Items from a data source:
********************

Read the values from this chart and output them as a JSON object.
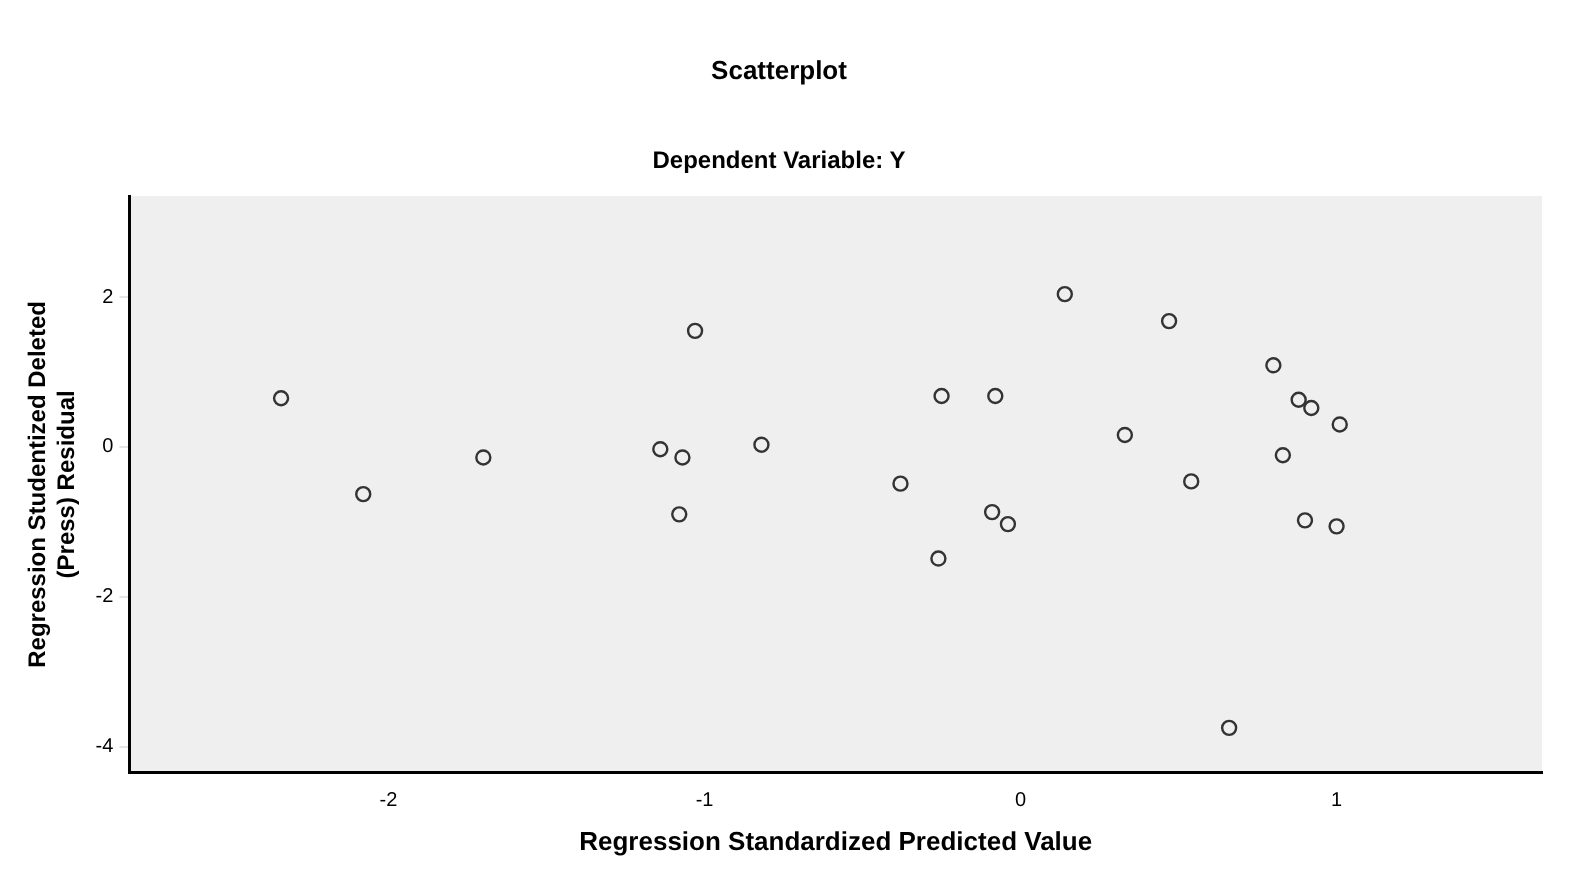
{
  "chart_data": {
    "type": "scatter",
    "title": "Scatterplot",
    "subtitle": "Dependent Variable: Y",
    "xlabel": "Regression Standardized Predicted Value",
    "ylabel": "Regression Studentized Deleted (Press) Residual",
    "x": [
      -2.34,
      -2.08,
      -1.7,
      -1.14,
      -1.07,
      -1.03,
      -1.08,
      -0.82,
      -0.38,
      -0.25,
      -0.26,
      -0.09,
      -0.04,
      -0.08,
      0.14,
      0.33,
      0.47,
      0.54,
      0.66,
      0.8,
      0.83,
      0.88,
      0.92,
      1.01,
      0.9,
      1.0
    ],
    "series": [
      {
        "color": "#333333",
        "values": [
          0.65,
          -0.63,
          -0.14,
          -0.03,
          -0.14,
          1.55,
          -0.9,
          0.03,
          -0.49,
          0.68,
          -1.49,
          -0.87,
          -1.03,
          0.68,
          2.04,
          0.16,
          1.68,
          -0.46,
          -3.75,
          1.09,
          -0.11,
          0.63,
          0.52,
          0.3,
          -0.98,
          -1.06
        ]
      }
    ],
    "xlim": [
      -2.82,
      1.65
    ],
    "ylim": [
      -4.35,
      3.35
    ],
    "xticks": [
      -2,
      -1,
      0,
      1
    ],
    "yticks": [
      2,
      0,
      -2,
      -4
    ],
    "grid": false,
    "legend": false,
    "marker": "circle"
  }
}
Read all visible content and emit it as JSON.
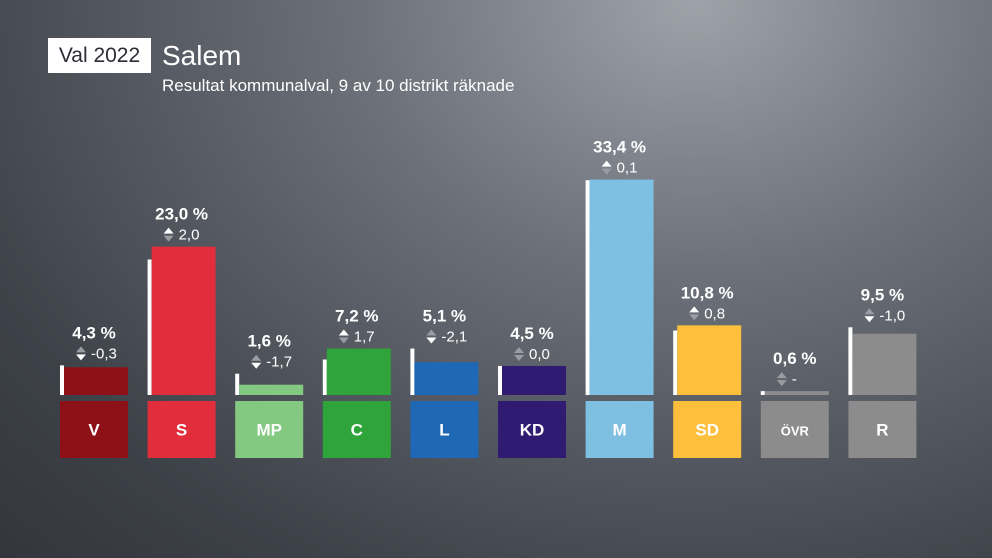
{
  "header": {
    "tag": "Val 2022",
    "title": "Salem",
    "subtitle": "Resultat kommunalval, 9 av 10 distrikt räknade"
  },
  "chart_data": {
    "type": "bar",
    "categories": [
      "V",
      "S",
      "MP",
      "C",
      "L",
      "KD",
      "M",
      "SD",
      "ÖVR",
      "R"
    ],
    "values": [
      4.3,
      23.0,
      1.6,
      7.2,
      5.1,
      4.5,
      33.4,
      10.8,
      0.6,
      9.5
    ],
    "value_labels": [
      "4,3 %",
      "23,0 %",
      "1,6 %",
      "7,2 %",
      "5,1 %",
      "4,5 %",
      "33,4 %",
      "10,8 %",
      "0,6 %",
      "9,5 %"
    ],
    "changes": [
      -0.3,
      2.0,
      -1.7,
      1.7,
      -2.1,
      0.0,
      0.1,
      0.8,
      null,
      -1.0
    ],
    "change_labels": [
      "-0,3",
      "2,0",
      "-1,7",
      "1,7",
      "-2,1",
      "0,0",
      "0,1",
      "0,8",
      "-",
      "-1,0"
    ],
    "change_directions": [
      "down",
      "up",
      "down",
      "up",
      "down",
      "none",
      "up",
      "up",
      "none",
      "down"
    ],
    "previous_values": [
      4.6,
      21.0,
      3.3,
      5.5,
      7.2,
      4.5,
      33.3,
      10.0,
      0.6,
      10.5
    ],
    "colors": [
      "#8e1118",
      "#e12d3c",
      "#83c982",
      "#2ea43a",
      "#1f68b5",
      "#311a72",
      "#7fbfe2",
      "#fdbf3c",
      "#8c8c8c",
      "#8c8c8c"
    ],
    "previous_marker_color": "#ffffff"
  }
}
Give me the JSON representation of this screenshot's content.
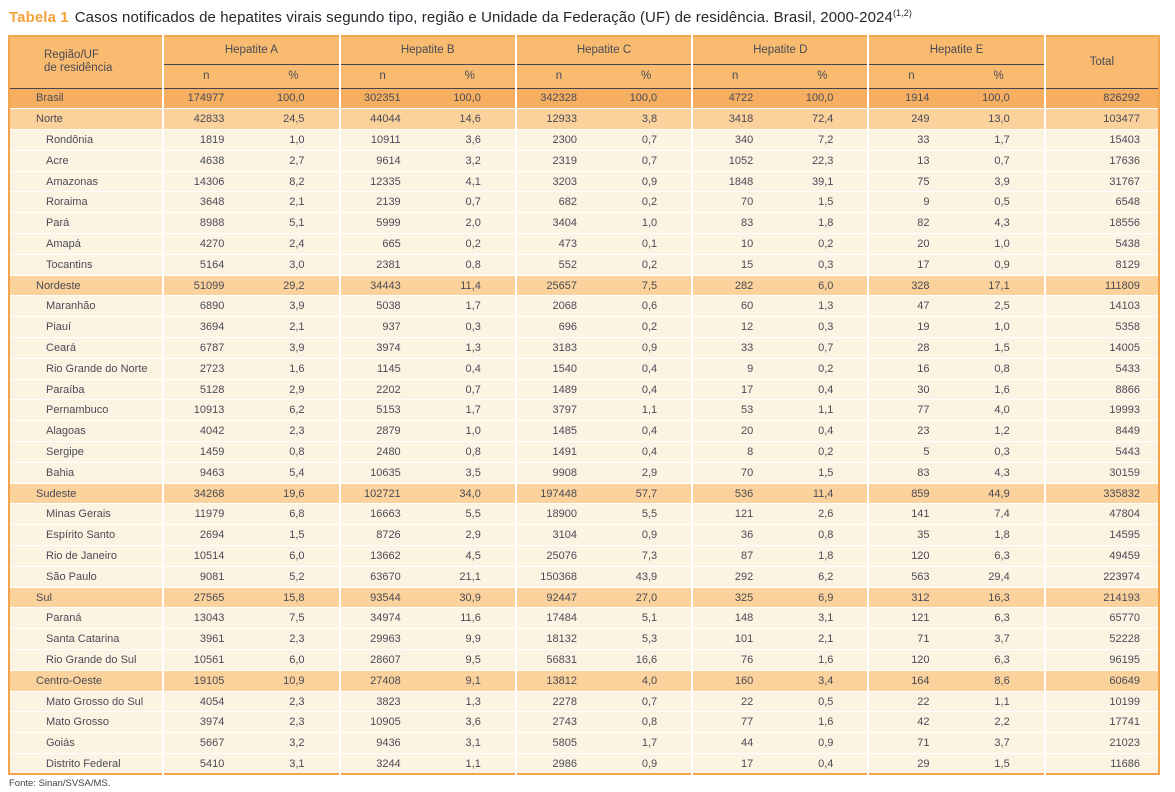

********************

• _What you are asked to do_: Skip the images and write out the rest of the listing exactly.

• _Solution_:
Read the values from this chart and output them as a JSON object.
{
  "chart_data": {
    "type": "scatter",
    "title": "Scatterplot",
    "subtitle": "Dependent Variable: Y",
    "xlabel": "Regression Standardized Predicted Value",
    "ylabel": "Regression Studentized Deleted (Press) Residual",
    "x": [
      -2.34,
      -2.08,
      -1.7,
      -1.14,
      -1.07,
      -1.03,
      -1.08,
      -0.82,
      -0.38,
      -0.25,
      -0.26,
      -0.09,
      -0.04,
      -0.08,
      0.14,
      0.33,
      0.47,
      0.54,
      0.66,
      0.8,
      0.83,
      0.88,
      0.92,
      1.01,
      0.9,
      1.0
    ],
    "series": [
      {
        "color": "#333333",
        "values": [
          0.65,
          -0.63,
          -0.14,
          -0.03,
          -0.14,
          1.55,
          -0.9,
          0.03,
          -0.49,
          0.68,
          -1.49,
          -0.87,
          -1.03,
          0.68,
          2.04,
          0.16,
          1.68,
          -0.46,
          -3.75,
          1.09,
          -0.11,
          0.63,
          0.52,
          0.3,
          -0.98,
          -1.06
        ]
      }
    ],
    "xlim": [
      -2.82,
      1.65
    ],
    "ylim": [
      -4.35,
      3.35
    ],
    "xticks": [
      -2,
      -1,
      0,
      1
    ],
    "yticks": [
      2,
      0,
      -2,
      -4
    ],
    "grid": false,
    "legend": false,
    "marker": "circle"
  }
}
Read all visible content and emit it as JSON.
{
  "header": {
    "tag": "Val 2022",
    "title": "Salem",
    "subtitle": "Resultat kommunalval, 9 av 10 distrikt räknade"
  },
  "chart_data": {
    "type": "bar",
    "categories": [
      "V",
      "S",
      "MP",
      "C",
      "L",
      "KD",
      "M",
      "SD",
      "ÖVR",
      "R"
    ],
    "values": [
      4.3,
      23.0,
      1.6,
      7.2,
      5.1,
      4.5,
      33.4,
      10.8,
      0.6,
      9.5
    ],
    "value_labels": [
      "4,3 %",
      "23,0 %",
      "1,6 %",
      "7,2 %",
      "5,1 %",
      "4,5 %",
      "33,4 %",
      "10,8 %",
      "0,6 %",
      "9,5 %"
    ],
    "changes": [
      -0.3,
      2.0,
      -1.7,
      1.7,
      -2.1,
      0.0,
      0.1,
      0.8,
      null,
      -1.0
    ],
    "change_labels": [
      "-0,3",
      "2,0",
      "-1,7",
      "1,7",
      "-2,1",
      "0,0",
      "0,1",
      "0,8",
      "-",
      "-1,0"
    ],
    "change_directions": [
      "down",
      "up",
      "down",
      "up",
      "down",
      "none",
      "up",
      "up",
      "none",
      "down"
    ],
    "previous_values": [
      4.6,
      21.0,
      3.3,
      5.5,
      7.2,
      4.5,
      33.3,
      10.0,
      0.6,
      10.5
    ],
    "colors": [
      "#8e1118",
      "#e12d3c",
      "#83c982",
      "#2ea43a",
      "#1f68b5",
      "#311a72",
      "#7fbfe2",
      "#fdbf3c",
      "#8c8c8c",
      "#8c8c8c"
    ],
    "previous_marker_color": "#ffffff"
  }
}
Give me the JSON representation of this screenshot's content.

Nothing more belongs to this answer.